• [Exercise requirements]: Only the lines from the one containing "Extract the structured" to the end of the material are to be copied, exactly and in full; images stay out.

• [Records supplied]:
※ ※ ※
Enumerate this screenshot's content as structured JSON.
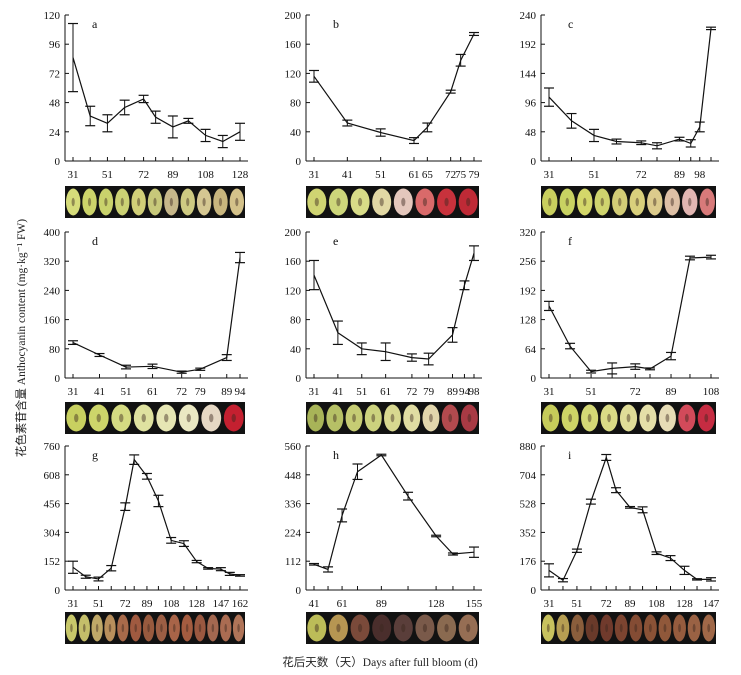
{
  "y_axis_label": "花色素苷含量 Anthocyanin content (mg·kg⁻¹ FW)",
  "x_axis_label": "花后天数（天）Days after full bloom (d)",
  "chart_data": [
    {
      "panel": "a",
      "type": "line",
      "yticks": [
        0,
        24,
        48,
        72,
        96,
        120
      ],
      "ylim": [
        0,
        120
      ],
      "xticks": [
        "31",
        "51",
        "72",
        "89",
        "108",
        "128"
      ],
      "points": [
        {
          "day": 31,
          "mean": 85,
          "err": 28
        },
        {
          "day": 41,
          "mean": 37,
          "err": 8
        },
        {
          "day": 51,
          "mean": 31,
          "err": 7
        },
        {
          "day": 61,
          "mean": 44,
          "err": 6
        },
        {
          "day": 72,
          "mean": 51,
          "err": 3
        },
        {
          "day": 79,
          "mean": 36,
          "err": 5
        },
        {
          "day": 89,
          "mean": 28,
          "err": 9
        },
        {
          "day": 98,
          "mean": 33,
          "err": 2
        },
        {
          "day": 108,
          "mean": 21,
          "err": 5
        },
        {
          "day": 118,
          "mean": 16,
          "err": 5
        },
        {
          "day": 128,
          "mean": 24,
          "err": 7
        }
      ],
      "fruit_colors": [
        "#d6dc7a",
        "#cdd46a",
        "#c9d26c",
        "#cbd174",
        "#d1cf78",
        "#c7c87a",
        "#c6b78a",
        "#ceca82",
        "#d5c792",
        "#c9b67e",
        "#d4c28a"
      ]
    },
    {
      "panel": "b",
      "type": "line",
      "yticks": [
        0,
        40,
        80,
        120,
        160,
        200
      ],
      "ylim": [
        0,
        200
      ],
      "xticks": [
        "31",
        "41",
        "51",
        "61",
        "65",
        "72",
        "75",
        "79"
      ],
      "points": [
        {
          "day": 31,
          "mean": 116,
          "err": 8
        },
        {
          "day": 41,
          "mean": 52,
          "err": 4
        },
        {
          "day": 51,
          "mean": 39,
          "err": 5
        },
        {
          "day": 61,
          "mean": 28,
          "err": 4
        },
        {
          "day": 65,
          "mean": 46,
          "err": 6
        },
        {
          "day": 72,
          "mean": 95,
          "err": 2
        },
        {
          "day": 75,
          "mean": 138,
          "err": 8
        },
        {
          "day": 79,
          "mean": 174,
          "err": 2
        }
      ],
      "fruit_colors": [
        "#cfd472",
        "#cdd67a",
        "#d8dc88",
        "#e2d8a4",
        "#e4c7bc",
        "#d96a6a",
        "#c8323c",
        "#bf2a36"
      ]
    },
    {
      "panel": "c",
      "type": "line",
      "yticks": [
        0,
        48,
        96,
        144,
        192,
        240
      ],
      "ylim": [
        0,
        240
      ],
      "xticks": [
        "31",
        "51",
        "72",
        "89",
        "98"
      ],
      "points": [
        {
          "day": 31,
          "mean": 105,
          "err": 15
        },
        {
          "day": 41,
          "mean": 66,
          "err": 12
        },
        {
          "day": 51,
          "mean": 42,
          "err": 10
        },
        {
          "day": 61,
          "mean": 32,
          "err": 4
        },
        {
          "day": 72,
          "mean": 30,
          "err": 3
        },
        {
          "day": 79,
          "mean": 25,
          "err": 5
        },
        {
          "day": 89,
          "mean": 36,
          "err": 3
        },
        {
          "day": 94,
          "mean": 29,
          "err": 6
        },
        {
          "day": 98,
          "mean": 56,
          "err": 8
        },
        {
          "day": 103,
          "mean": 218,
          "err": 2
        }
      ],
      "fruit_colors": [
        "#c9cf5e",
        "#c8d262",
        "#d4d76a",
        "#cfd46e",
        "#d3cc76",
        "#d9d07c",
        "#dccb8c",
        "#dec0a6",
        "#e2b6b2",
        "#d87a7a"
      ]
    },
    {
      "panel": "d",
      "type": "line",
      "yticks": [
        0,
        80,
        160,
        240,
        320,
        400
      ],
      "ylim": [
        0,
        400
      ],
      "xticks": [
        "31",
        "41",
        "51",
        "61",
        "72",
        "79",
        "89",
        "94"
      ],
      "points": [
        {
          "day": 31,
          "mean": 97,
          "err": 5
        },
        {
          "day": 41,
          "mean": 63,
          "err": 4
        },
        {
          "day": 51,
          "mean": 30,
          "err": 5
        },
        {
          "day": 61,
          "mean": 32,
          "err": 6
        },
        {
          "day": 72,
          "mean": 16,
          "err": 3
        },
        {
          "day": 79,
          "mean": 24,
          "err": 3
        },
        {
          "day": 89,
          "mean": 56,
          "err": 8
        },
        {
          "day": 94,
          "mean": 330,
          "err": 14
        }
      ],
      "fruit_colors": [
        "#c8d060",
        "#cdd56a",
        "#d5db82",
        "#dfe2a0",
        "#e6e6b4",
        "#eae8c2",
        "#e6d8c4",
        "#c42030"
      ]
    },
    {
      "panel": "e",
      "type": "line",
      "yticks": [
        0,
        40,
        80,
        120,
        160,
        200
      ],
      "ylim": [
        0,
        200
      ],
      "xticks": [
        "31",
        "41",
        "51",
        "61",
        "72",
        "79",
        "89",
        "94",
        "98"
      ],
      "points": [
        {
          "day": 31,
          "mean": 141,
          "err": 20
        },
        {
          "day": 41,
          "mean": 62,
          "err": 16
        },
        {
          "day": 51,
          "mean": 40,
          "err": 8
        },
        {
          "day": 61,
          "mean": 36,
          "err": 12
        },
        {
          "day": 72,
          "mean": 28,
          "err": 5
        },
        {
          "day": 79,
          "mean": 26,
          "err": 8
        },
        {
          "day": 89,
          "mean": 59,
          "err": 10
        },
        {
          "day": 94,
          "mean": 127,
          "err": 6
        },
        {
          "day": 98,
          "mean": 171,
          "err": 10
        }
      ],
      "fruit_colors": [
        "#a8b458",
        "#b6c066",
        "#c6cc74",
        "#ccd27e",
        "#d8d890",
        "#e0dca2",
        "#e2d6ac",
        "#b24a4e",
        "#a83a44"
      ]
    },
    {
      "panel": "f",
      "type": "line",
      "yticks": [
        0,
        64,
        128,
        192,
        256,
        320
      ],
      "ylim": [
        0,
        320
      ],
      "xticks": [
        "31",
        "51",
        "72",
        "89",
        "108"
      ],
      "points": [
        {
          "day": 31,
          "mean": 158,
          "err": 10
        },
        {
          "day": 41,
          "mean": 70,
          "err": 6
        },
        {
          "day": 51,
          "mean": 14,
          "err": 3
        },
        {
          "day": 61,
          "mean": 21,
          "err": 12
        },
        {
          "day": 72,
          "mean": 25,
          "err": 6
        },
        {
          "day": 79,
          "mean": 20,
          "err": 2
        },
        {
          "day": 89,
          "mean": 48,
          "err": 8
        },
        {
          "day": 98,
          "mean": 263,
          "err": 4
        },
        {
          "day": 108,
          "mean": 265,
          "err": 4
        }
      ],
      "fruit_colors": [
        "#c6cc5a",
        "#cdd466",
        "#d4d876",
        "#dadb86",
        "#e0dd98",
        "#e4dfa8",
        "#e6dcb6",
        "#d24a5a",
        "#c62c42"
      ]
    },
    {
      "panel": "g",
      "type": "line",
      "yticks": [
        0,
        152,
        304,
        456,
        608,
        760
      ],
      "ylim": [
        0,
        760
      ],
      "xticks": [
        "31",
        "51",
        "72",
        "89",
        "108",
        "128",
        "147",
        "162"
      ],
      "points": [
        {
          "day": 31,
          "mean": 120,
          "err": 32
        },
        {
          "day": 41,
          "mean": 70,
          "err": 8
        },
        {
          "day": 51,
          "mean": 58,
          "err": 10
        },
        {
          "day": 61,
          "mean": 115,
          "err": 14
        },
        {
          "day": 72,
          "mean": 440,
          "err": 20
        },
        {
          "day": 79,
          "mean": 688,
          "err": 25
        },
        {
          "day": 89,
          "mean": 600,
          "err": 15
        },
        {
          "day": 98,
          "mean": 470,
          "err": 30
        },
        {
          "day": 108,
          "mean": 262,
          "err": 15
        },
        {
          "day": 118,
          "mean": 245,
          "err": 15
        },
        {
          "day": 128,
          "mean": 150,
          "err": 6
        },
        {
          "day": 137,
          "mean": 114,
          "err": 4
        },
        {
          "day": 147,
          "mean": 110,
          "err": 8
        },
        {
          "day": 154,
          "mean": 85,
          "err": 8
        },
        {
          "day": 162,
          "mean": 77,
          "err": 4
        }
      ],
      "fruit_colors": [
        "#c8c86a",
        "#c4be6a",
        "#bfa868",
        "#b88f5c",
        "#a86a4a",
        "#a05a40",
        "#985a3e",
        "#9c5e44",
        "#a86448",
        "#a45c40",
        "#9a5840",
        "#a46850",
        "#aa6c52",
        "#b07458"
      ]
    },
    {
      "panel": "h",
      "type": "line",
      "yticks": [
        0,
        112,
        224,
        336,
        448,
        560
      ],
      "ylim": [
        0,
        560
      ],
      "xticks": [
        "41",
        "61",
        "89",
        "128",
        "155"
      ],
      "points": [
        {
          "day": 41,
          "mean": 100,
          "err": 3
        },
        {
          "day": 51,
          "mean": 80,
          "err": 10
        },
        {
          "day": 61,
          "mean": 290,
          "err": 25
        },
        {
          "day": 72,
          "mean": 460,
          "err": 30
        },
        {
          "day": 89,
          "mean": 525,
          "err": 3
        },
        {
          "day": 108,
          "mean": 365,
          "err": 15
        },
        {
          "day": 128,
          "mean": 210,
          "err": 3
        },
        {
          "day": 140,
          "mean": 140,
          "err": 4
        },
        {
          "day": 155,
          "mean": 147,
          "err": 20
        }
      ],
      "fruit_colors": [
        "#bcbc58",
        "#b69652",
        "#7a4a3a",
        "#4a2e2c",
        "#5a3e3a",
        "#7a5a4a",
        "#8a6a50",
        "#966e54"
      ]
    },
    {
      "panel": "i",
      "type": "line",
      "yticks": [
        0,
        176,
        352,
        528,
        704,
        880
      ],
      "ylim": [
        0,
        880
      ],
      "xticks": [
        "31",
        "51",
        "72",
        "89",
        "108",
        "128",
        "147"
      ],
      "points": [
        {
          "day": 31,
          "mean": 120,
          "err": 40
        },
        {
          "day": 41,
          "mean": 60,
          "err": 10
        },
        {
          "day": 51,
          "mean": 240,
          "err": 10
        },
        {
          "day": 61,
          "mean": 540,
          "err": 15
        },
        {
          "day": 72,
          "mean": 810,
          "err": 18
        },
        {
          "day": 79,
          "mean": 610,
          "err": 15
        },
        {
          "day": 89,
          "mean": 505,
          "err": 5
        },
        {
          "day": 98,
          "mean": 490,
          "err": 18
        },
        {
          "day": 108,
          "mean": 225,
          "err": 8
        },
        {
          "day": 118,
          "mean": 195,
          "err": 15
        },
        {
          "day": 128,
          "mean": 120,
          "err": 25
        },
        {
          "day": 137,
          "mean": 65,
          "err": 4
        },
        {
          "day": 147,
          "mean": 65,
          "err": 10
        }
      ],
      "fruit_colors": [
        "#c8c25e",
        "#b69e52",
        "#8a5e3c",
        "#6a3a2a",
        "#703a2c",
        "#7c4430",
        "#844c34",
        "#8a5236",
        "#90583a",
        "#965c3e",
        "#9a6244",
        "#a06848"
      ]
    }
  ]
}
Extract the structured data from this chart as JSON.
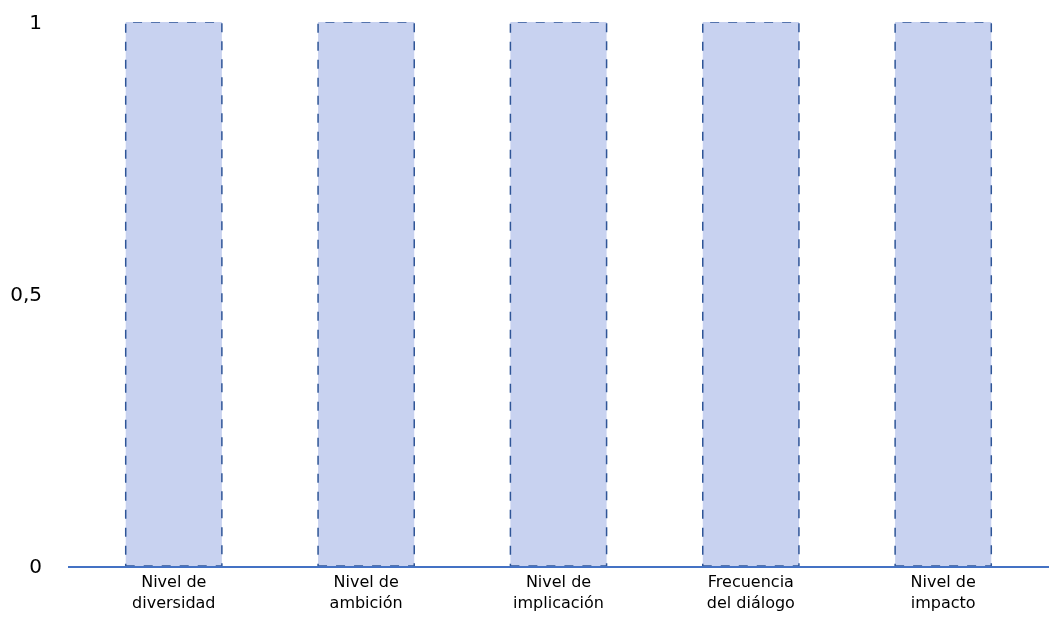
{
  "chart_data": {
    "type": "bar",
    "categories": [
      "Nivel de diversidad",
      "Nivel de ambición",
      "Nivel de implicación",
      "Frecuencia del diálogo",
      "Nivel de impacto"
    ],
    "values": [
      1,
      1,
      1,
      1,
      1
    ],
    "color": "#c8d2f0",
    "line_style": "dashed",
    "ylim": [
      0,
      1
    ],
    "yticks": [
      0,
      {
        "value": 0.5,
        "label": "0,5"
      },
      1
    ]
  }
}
※ ※ ※
• [Exercise solution]:
Extract the structured data from this chart as JSON.
{
  "chart_data": {
    "type": "bar",
    "categories": [
      "Nivel de diversidad",
      "Nivel de ambición",
      "Nivel de implicación",
      "Frecuencia del diálogo",
      "Nivel de impacto"
    ],
    "values": [
      1,
      1,
      1,
      1,
      1
    ],
    "color": "#c8d2f0",
    "line_style": "dashed",
    "ylim": [
      0,
      1
    ],
    "yticks": [
      0,
      {
        "value": 0.5,
        "label": "0,5"
      },
      1
    ]
  }
}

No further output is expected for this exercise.